■ SUPPLIED MATERIAL
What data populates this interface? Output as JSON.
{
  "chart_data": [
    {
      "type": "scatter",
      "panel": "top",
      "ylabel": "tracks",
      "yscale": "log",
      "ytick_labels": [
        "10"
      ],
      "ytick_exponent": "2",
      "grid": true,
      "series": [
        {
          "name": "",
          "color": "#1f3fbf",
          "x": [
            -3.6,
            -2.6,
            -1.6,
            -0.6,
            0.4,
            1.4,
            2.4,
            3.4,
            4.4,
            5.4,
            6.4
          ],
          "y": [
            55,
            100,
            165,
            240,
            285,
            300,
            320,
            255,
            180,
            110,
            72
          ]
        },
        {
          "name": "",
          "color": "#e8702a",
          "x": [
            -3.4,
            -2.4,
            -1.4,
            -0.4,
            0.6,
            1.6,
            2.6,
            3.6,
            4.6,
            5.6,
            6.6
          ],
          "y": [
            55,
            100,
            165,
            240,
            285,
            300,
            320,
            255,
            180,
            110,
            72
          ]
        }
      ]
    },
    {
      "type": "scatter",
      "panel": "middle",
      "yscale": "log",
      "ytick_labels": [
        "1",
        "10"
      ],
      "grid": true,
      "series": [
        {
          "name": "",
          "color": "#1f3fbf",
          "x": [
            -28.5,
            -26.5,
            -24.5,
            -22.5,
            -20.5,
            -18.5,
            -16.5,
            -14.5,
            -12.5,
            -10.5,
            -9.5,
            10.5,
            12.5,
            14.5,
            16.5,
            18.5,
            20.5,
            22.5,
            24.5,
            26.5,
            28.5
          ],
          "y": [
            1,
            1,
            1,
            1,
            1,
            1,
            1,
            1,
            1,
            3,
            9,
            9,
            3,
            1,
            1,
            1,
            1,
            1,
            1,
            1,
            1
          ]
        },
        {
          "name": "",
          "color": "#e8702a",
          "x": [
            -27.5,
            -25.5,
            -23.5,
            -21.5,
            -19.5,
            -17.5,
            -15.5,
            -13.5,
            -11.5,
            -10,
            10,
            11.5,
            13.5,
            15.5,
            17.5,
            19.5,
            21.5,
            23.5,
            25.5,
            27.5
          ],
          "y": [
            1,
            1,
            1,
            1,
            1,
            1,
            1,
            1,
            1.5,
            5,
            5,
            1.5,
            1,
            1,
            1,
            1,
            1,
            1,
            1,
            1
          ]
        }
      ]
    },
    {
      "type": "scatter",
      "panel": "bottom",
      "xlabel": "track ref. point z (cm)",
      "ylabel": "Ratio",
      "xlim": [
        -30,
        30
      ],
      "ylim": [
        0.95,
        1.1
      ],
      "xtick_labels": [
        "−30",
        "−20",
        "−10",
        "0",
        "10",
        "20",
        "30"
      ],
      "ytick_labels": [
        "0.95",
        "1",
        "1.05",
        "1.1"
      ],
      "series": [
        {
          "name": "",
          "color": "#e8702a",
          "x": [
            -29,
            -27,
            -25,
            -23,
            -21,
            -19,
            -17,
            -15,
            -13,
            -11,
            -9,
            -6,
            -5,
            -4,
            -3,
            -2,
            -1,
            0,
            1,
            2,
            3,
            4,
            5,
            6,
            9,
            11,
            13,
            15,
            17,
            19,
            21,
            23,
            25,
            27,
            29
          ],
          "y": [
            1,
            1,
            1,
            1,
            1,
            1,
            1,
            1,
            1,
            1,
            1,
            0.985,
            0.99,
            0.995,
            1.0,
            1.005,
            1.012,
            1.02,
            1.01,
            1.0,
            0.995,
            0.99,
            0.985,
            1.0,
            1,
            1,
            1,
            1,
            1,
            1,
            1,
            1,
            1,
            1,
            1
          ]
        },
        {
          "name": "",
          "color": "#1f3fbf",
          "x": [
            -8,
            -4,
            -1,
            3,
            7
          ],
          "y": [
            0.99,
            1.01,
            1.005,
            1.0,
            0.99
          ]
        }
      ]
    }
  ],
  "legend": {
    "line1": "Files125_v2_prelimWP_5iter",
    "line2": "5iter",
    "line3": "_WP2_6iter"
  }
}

■ REQUIREMENTS
Each record above should be repeated exactly as it appears.

■ RESPONSE BELOW
What data populates this interface? Output as JSON.
{
  "chart_data": [
    {
      "type": "scatter",
      "panel": "top",
      "ylabel": "tracks",
      "yscale": "log",
      "ytick_labels": [
        "10"
      ],
      "ytick_exponent": "2",
      "grid": true,
      "series": [
        {
          "name": "",
          "color": "#1f3fbf",
          "x": [
            -3.6,
            -2.6,
            -1.6,
            -0.6,
            0.4,
            1.4,
            2.4,
            3.4,
            4.4,
            5.4,
            6.4
          ],
          "y": [
            55,
            100,
            165,
            240,
            285,
            300,
            320,
            255,
            180,
            110,
            72
          ]
        },
        {
          "name": "",
          "color": "#e8702a",
          "x": [
            -3.4,
            -2.4,
            -1.4,
            -0.4,
            0.6,
            1.6,
            2.6,
            3.6,
            4.6,
            5.6,
            6.6
          ],
          "y": [
            55,
            100,
            165,
            240,
            285,
            300,
            320,
            255,
            180,
            110,
            72
          ]
        }
      ]
    },
    {
      "type": "scatter",
      "panel": "middle",
      "yscale": "log",
      "ytick_labels": [
        "1",
        "10"
      ],
      "grid": true,
      "series": [
        {
          "name": "",
          "color": "#1f3fbf",
          "x": [
            -28.5,
            -26.5,
            -24.5,
            -22.5,
            -20.5,
            -18.5,
            -16.5,
            -14.5,
            -12.5,
            -10.5,
            -9.5,
            10.5,
            12.5,
            14.5,
            16.5,
            18.5,
            20.5,
            22.5,
            24.5,
            26.5,
            28.5
          ],
          "y": [
            1,
            1,
            1,
            1,
            1,
            1,
            1,
            1,
            1,
            3,
            9,
            9,
            3,
            1,
            1,
            1,
            1,
            1,
            1,
            1,
            1
          ]
        },
        {
          "name": "",
          "color": "#e8702a",
          "x": [
            -27.5,
            -25.5,
            -23.5,
            -21.5,
            -19.5,
            -17.5,
            -15.5,
            -13.5,
            -11.5,
            -10,
            10,
            11.5,
            13.5,
            15.5,
            17.5,
            19.5,
            21.5,
            23.5,
            25.5,
            27.5
          ],
          "y": [
            1,
            1,
            1,
            1,
            1,
            1,
            1,
            1,
            1.5,
            5,
            5,
            1.5,
            1,
            1,
            1,
            1,
            1,
            1,
            1,
            1
          ]
        }
      ]
    },
    {
      "type": "scatter",
      "panel": "bottom",
      "xlabel": "track ref. point z (cm)",
      "ylabel": "Ratio",
      "xlim": [
        -30,
        30
      ],
      "ylim": [
        0.95,
        1.1
      ],
      "xtick_labels": [
        "−30",
        "−20",
        "−10",
        "0",
        "10",
        "20",
        "30"
      ],
      "ytick_labels": [
        "0.95",
        "1",
        "1.05",
        "1.1"
      ],
      "series": [
        {
          "name": "",
          "color": "#e8702a",
          "x": [
            -29,
            -27,
            -25,
            -23,
            -21,
            -19,
            -17,
            -15,
            -13,
            -11,
            -9,
            -6,
            -5,
            -4,
            -3,
            -2,
            -1,
            0,
            1,
            2,
            3,
            4,
            5,
            6,
            9,
            11,
            13,
            15,
            17,
            19,
            21,
            23,
            25,
            27,
            29
          ],
          "y": [
            1,
            1,
            1,
            1,
            1,
            1,
            1,
            1,
            1,
            1,
            1,
            0.985,
            0.99,
            0.995,
            1.0,
            1.005,
            1.012,
            1.02,
            1.01,
            1.0,
            0.995,
            0.99,
            0.985,
            1.0,
            1,
            1,
            1,
            1,
            1,
            1,
            1,
            1,
            1,
            1,
            1
          ]
        },
        {
          "name": "",
          "color": "#1f3fbf",
          "x": [
            -8,
            -4,
            -1,
            3,
            7
          ],
          "y": [
            0.99,
            1.01,
            1.005,
            1.0,
            0.99
          ]
        }
      ]
    }
  ],
  "legend": {
    "line1": "Files125_v2_prelimWP_5iter",
    "line2": "5iter",
    "line3": "_WP2_6iter"
  }
}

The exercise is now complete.